**Goal**
Copy, from the entries below, each line in which the string "Give" appears.
======== Dataset rows
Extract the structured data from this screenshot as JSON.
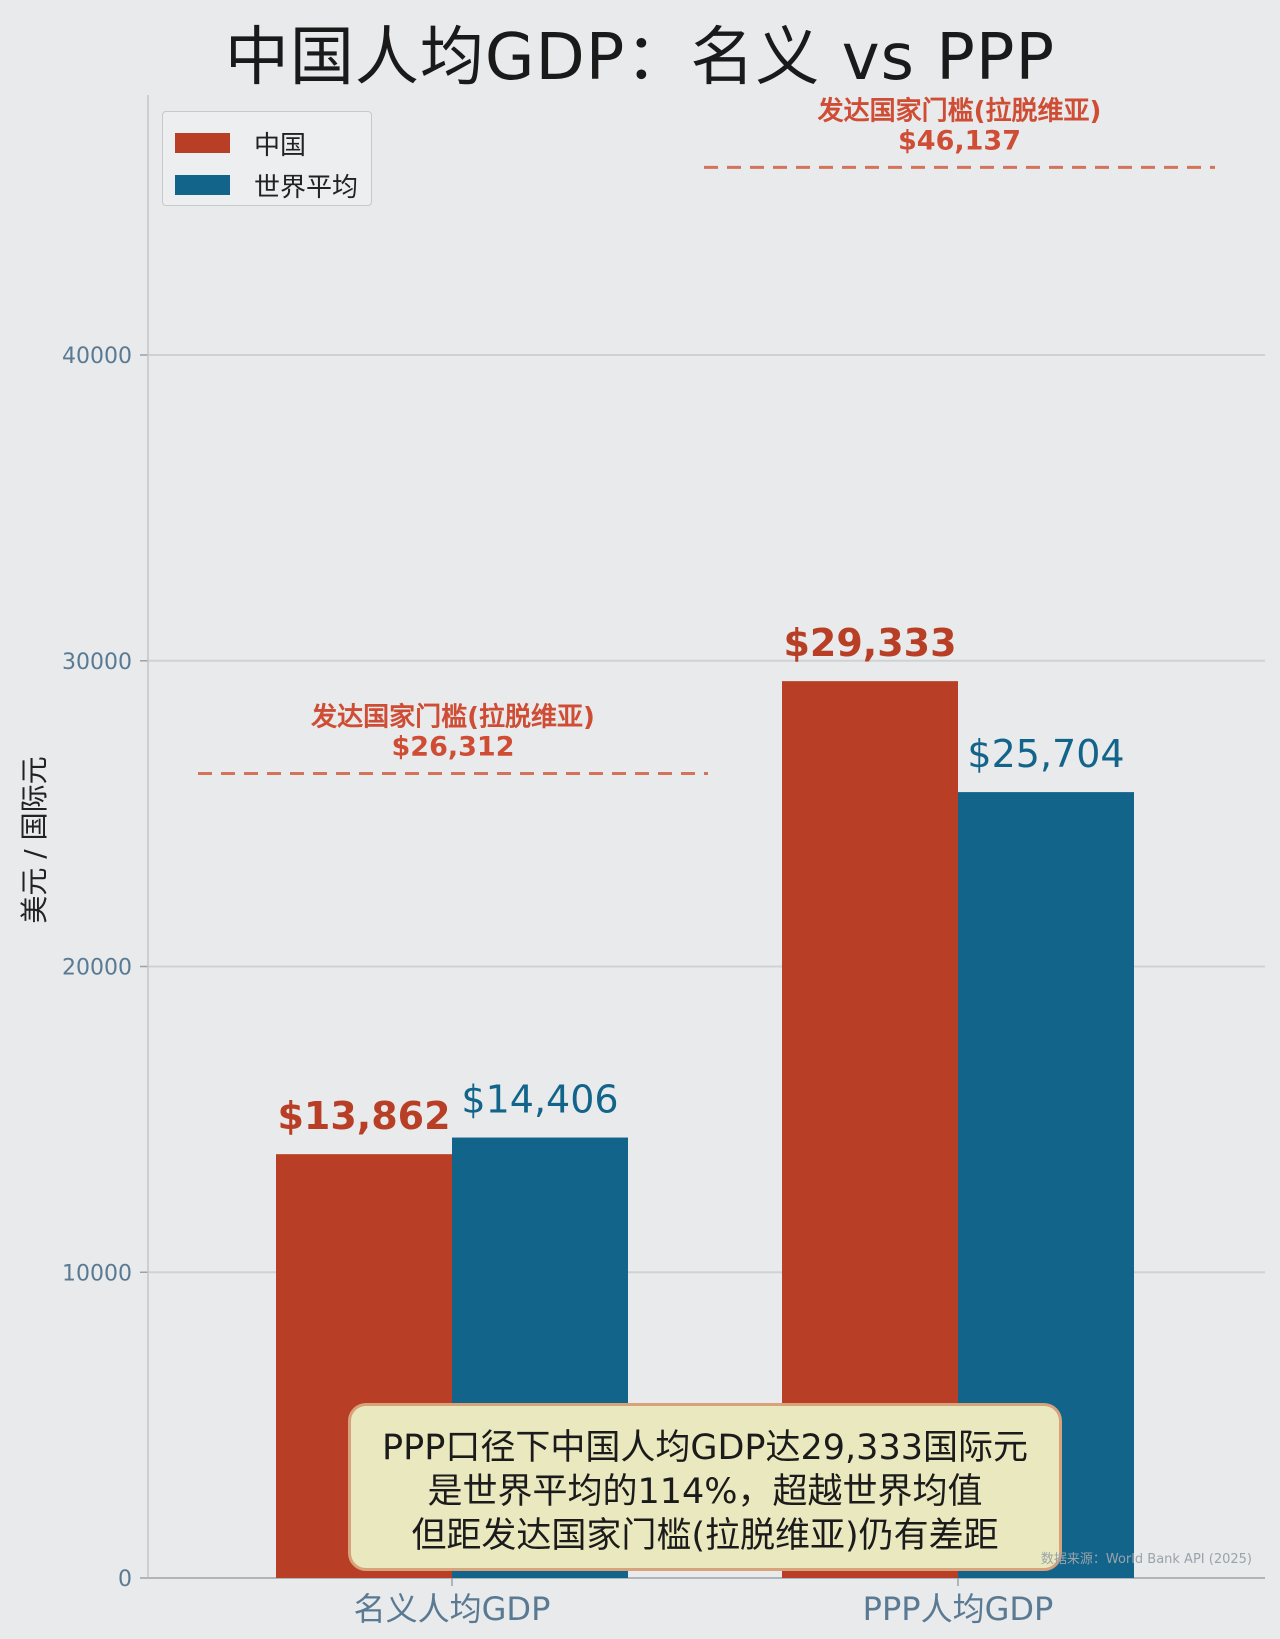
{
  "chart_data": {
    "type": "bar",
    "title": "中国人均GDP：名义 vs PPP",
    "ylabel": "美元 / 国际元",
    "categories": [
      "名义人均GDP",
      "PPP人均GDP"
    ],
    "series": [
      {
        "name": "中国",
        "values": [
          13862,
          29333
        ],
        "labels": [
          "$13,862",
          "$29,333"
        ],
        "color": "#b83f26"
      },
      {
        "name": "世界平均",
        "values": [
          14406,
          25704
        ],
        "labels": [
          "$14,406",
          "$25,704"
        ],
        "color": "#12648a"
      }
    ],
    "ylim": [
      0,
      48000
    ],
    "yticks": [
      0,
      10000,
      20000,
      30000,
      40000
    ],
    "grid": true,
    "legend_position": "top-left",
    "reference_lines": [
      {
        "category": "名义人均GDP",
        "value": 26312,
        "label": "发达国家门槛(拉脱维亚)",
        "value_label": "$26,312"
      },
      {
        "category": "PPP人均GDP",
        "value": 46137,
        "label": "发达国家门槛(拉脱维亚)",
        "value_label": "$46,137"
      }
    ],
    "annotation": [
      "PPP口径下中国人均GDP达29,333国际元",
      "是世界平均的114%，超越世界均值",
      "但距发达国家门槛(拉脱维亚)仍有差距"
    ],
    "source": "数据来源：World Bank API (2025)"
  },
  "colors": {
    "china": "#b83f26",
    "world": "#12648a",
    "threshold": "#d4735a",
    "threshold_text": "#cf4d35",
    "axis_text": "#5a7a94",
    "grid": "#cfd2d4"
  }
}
================
======== Dataset rows
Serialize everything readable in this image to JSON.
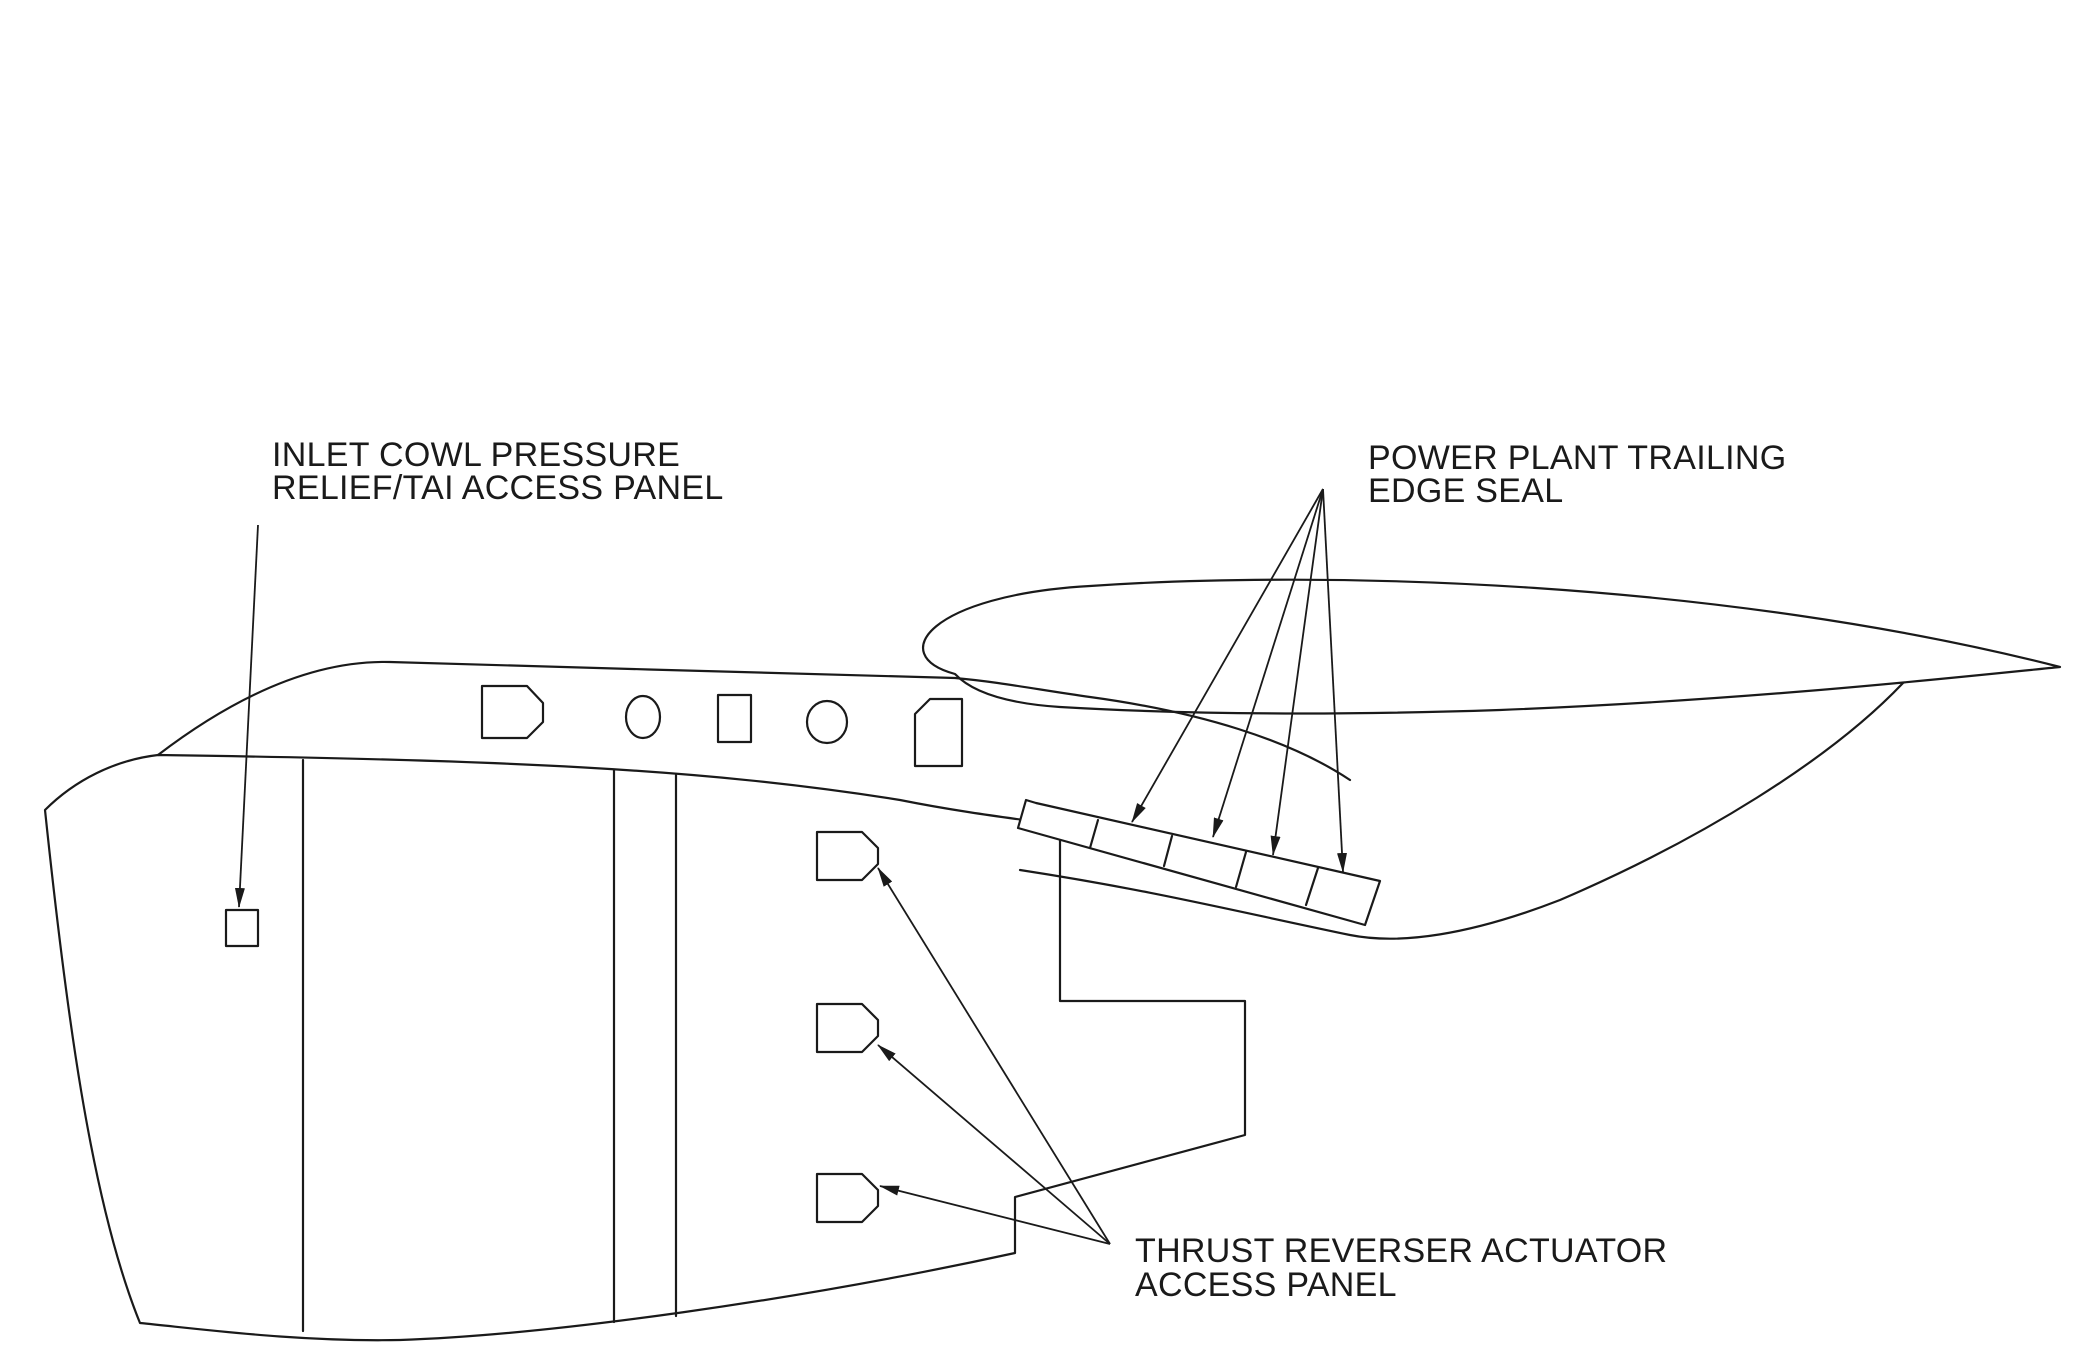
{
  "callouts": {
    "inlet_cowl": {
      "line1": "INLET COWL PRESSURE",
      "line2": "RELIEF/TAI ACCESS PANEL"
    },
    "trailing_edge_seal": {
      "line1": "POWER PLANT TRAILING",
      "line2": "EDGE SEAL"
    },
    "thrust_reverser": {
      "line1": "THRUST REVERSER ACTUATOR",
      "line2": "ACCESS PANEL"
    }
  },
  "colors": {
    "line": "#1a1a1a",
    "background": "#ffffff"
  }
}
================
======== Dataset rows
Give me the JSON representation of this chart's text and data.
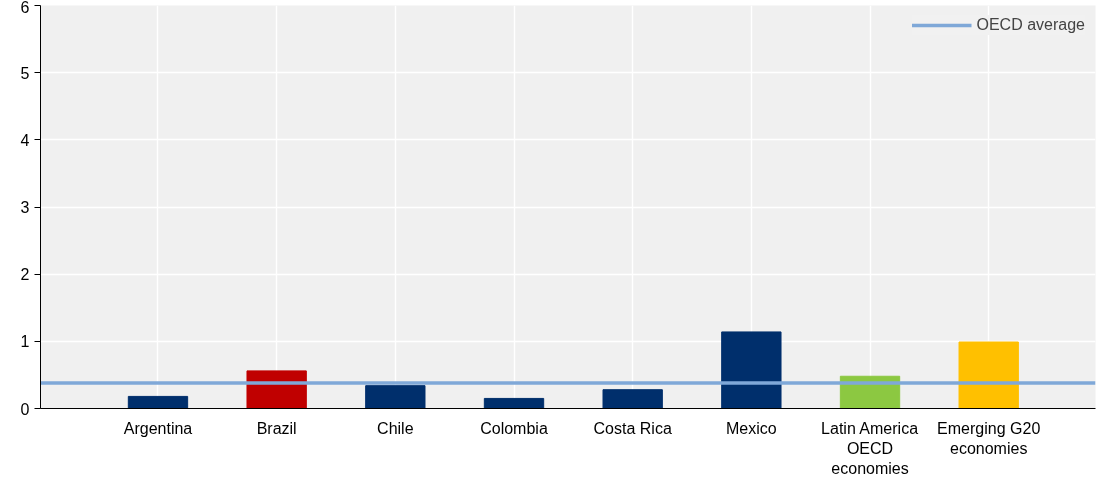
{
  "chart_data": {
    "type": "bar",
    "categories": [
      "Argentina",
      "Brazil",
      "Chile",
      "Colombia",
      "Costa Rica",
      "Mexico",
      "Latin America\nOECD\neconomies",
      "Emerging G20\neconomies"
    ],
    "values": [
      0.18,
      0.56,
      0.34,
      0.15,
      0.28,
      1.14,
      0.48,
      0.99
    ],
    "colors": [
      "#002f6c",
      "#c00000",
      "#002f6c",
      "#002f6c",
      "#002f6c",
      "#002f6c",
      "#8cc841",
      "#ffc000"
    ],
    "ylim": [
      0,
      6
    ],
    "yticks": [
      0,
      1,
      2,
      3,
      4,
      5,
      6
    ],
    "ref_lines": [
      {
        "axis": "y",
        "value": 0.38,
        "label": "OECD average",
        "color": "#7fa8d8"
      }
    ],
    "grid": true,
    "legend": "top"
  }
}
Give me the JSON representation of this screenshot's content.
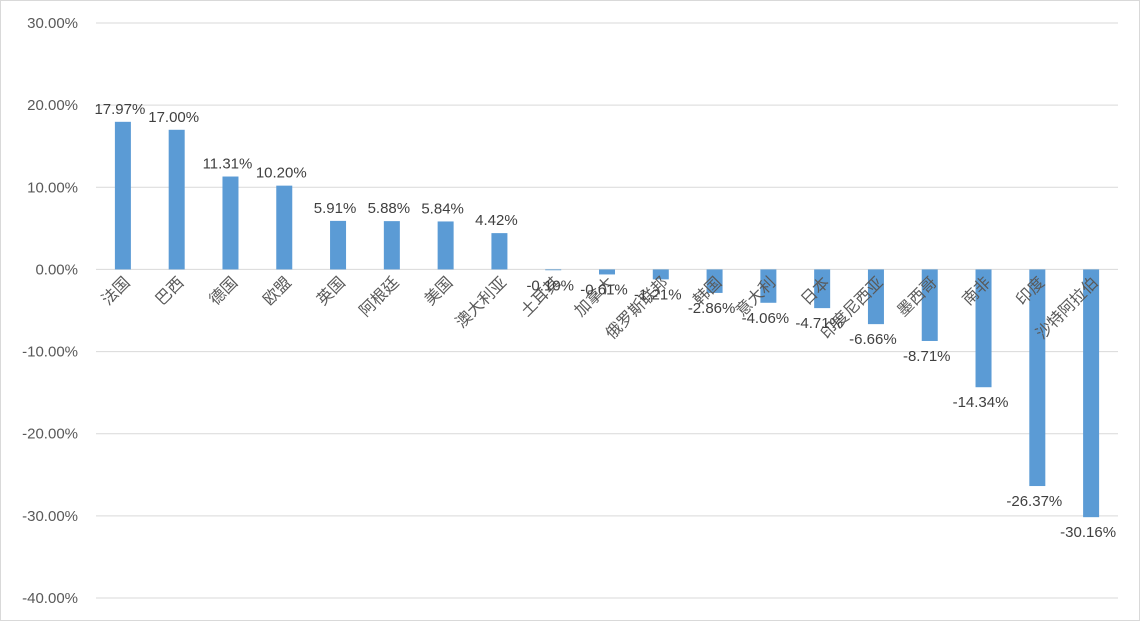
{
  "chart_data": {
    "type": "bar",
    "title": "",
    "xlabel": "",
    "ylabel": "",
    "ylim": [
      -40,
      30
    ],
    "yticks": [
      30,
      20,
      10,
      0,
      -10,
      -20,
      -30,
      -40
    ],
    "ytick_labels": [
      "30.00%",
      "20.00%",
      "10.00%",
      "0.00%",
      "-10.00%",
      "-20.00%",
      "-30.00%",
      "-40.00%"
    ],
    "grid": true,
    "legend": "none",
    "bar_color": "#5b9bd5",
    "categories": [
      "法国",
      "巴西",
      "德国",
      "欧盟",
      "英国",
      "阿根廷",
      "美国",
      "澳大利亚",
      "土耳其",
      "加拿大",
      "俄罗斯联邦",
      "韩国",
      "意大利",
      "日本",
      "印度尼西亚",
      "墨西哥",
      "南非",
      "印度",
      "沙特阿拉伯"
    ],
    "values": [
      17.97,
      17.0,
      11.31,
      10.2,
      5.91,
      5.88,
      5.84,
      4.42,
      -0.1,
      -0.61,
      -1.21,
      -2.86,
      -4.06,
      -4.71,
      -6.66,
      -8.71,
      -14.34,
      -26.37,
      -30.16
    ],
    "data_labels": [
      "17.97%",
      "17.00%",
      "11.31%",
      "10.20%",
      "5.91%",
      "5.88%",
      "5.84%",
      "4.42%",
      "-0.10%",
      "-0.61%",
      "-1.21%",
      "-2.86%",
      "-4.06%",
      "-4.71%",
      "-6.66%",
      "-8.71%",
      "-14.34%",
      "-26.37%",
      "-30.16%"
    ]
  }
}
================
**Task output**
Give me the JSON representation of this chart's text and data.
Give me the JSON representation of this screenshot's content.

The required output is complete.